▼
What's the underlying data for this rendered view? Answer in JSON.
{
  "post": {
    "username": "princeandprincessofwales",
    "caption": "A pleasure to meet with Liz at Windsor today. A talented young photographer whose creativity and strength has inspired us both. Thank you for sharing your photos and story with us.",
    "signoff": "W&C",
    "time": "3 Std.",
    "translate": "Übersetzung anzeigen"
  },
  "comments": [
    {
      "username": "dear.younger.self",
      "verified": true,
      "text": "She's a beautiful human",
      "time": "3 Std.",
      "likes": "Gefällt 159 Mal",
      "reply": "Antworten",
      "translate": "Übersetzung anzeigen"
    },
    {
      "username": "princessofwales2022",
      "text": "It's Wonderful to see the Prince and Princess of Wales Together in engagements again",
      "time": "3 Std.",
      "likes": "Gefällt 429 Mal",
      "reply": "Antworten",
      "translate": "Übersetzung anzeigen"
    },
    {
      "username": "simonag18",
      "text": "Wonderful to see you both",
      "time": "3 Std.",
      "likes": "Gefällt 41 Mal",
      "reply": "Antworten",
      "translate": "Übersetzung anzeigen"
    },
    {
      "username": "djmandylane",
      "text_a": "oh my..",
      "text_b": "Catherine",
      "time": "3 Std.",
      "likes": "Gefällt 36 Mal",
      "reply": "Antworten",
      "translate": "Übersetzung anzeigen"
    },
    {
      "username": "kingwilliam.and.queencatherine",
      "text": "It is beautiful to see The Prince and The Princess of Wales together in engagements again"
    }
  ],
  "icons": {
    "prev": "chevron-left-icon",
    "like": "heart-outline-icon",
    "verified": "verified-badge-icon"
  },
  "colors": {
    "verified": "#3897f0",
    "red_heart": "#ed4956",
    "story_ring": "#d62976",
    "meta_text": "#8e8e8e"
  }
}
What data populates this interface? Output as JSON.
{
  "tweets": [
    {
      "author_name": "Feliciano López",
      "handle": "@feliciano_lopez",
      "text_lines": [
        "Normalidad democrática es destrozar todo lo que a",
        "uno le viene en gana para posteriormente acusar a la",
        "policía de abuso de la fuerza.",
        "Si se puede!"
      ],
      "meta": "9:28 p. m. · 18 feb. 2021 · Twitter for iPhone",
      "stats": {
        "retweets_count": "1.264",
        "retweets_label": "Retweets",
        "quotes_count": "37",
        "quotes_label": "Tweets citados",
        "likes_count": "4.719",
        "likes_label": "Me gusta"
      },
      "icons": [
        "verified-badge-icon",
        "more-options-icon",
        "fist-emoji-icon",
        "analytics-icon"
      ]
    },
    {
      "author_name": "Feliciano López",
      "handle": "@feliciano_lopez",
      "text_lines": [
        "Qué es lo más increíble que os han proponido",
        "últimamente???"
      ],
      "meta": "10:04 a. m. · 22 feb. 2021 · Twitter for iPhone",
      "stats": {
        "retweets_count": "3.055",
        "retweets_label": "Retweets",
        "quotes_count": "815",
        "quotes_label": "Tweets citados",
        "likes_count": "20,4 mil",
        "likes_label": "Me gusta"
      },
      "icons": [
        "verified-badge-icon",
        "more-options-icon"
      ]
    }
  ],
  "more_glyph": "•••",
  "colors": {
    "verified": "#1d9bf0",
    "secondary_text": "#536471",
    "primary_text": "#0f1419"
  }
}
▲
§ Problem to solve:
Give the material above again, word for word.

§ Complete response:
What's the underlying data for this rendered view? Answer in JSON.
{
  "post": {
    "username": "princeandprincessofwales",
    "caption": "A pleasure to meet with Liz at Windsor today. A talented young photographer whose creativity and strength has inspired us both. Thank you for sharing your photos and story with us.",
    "signoff": "W&C",
    "time": "3 Std.",
    "translate": "Übersetzung anzeigen"
  },
  "comments": [
    {
      "username": "dear.younger.self",
      "verified": true,
      "text": "She's a beautiful human",
      "time": "3 Std.",
      "likes": "Gefällt 159 Mal",
      "reply": "Antworten",
      "translate": "Übersetzung anzeigen"
    },
    {
      "username": "princessofwales2022",
      "text": "It's Wonderful to see the Prince and Princess of Wales Together in engagements again",
      "time": "3 Std.",
      "likes": "Gefällt 429 Mal",
      "reply": "Antworten",
      "translate": "Übersetzung anzeigen"
    },
    {
      "username": "simonag18",
      "text": "Wonderful to see you both",
      "time": "3 Std.",
      "likes": "Gefällt 41 Mal",
      "reply": "Antworten",
      "translate": "Übersetzung anzeigen"
    },
    {
      "username": "djmandylane",
      "text_a": "oh my..",
      "text_b": "Catherine",
      "time": "3 Std.",
      "likes": "Gefällt 36 Mal",
      "reply": "Antworten",
      "translate": "Übersetzung anzeigen"
    },
    {
      "username": "kingwilliam.and.queencatherine",
      "text": "It is beautiful to see The Prince and The Princess of Wales together in engagements again"
    }
  ],
  "icons": {
    "prev": "chevron-left-icon",
    "like": "heart-outline-icon",
    "verified": "verified-badge-icon"
  },
  "colors": {
    "verified": "#3897f0",
    "red_heart": "#ed4956",
    "story_ring": "#d62976",
    "meta_text": "#8e8e8e"
  }
}
What data populates this interface? Output as JSON.
{
  "tweets": [
    {
      "author_name": "Feliciano López",
      "handle": "@feliciano_lopez",
      "text_lines": [
        "Normalidad democrática es destrozar todo lo que a",
        "uno le viene en gana para posteriormente acusar a la",
        "policía de abuso de la fuerza.",
        "Si se puede!"
      ],
      "meta": "9:28 p. m. · 18 feb. 2021 · Twitter for iPhone",
      "stats": {
        "retweets_count": "1.264",
        "retweets_label": "Retweets",
        "quotes_count": "37",
        "quotes_label": "Tweets citados",
        "likes_count": "4.719",
        "likes_label": "Me gusta"
      },
      "icons": [
        "verified-badge-icon",
        "more-options-icon",
        "fist-emoji-icon",
        "analytics-icon"
      ]
    },
    {
      "author_name": "Feliciano López",
      "handle": "@feliciano_lopez",
      "text_lines": [
        "Qué es lo más increíble que os han proponido",
        "últimamente???"
      ],
      "meta": "10:04 a. m. · 22 feb. 2021 · Twitter for iPhone",
      "stats": {
        "retweets_count": "3.055",
        "retweets_label": "Retweets",
        "quotes_count": "815",
        "quotes_label": "Tweets citados",
        "likes_count": "20,4 mil",
        "likes_label": "Me gusta"
      },
      "icons": [
        "verified-badge-icon",
        "more-options-icon"
      ]
    }
  ],
  "more_glyph": "•••",
  "colors": {
    "verified": "#1d9bf0",
    "secondary_text": "#536471",
    "primary_text": "#0f1419"
  }
}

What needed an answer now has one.